§ **What the task requires**
Please copy every line of the records below that holds the word "生物科学".

§ **Exercise inputs**

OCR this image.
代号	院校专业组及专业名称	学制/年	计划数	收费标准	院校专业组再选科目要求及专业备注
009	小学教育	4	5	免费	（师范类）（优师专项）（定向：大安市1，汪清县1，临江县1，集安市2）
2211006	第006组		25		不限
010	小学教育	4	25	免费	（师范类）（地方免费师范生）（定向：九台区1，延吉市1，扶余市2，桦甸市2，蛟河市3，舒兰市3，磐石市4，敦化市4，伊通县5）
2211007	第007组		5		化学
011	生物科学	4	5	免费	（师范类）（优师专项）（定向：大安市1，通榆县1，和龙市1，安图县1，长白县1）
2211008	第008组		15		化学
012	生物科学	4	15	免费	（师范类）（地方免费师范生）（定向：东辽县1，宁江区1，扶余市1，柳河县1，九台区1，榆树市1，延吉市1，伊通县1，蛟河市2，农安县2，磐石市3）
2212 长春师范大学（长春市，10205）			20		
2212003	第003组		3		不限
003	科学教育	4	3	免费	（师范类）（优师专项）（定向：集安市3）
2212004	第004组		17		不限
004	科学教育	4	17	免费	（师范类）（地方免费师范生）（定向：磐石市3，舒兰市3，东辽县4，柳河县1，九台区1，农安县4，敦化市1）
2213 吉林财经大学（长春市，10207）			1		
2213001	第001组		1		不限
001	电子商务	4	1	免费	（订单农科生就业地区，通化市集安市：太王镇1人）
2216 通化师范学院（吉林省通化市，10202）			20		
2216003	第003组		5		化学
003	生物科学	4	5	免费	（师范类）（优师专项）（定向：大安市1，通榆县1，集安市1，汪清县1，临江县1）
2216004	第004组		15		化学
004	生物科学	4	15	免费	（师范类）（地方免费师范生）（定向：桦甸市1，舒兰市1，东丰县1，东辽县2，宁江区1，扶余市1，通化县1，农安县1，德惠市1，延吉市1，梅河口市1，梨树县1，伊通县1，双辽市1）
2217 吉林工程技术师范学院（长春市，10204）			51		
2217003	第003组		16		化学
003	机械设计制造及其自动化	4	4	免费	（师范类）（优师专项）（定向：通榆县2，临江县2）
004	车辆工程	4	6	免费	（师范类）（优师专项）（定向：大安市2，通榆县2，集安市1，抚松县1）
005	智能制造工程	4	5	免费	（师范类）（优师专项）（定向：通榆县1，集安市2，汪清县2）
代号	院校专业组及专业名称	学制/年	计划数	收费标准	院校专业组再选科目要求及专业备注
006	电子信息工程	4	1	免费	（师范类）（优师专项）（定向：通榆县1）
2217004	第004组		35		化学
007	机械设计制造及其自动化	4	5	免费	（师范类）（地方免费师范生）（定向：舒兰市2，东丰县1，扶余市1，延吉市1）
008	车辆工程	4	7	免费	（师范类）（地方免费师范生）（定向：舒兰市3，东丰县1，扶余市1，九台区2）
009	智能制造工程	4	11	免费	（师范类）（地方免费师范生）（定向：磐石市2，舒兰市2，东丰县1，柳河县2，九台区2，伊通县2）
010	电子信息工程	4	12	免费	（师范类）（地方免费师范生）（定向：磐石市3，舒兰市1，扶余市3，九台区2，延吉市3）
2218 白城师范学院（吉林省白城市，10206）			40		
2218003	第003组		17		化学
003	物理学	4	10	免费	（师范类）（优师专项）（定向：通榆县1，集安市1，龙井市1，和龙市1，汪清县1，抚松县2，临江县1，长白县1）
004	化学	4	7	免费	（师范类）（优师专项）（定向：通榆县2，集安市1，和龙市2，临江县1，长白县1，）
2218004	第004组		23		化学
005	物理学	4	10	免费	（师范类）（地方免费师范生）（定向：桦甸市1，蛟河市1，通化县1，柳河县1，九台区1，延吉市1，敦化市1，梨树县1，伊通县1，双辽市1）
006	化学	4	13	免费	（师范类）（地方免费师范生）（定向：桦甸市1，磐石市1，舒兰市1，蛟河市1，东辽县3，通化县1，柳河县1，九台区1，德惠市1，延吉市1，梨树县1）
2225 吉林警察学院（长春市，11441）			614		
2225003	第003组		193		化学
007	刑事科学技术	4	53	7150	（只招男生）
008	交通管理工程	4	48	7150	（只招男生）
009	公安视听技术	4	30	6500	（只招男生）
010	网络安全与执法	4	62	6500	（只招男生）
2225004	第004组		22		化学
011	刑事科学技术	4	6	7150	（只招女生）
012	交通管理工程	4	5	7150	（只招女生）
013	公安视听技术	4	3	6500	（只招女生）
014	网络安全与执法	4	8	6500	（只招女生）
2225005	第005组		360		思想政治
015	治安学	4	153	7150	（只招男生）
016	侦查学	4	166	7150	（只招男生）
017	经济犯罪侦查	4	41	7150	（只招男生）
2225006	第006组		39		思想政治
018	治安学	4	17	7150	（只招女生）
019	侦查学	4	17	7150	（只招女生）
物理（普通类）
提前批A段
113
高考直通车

§ **Result for this task**
011	生物科学	4	5	免费	（师范类）（优师专项）（定向：大安市1，通榆县1，和龙市1，安图县1，长白县1）
012	生物科学	4	15	免费	（师范类）（地方免费师范生）（定向：东辽县1，宁江区1，扶余市1，柳河县1，九台区1，榆树市1，延吉市1，伊通县1，蛟河市2，农安县2，磐石市3）
003	生物科学	4	5	免费	（师范类）（优师专项）（定向：大安市1，通榆县1，集安市1，汪清县1，临江县1）
004	生物科学	4	15	免费	（师范类）（地方免费师范生）（定向：桦甸市1，舒兰市1，东丰县1，东辽县2，宁江区1，扶余市1，通化县1，农安县1，德惠市1，延吉市1，梅河口市1，梨树县1，伊通县1，双辽市1）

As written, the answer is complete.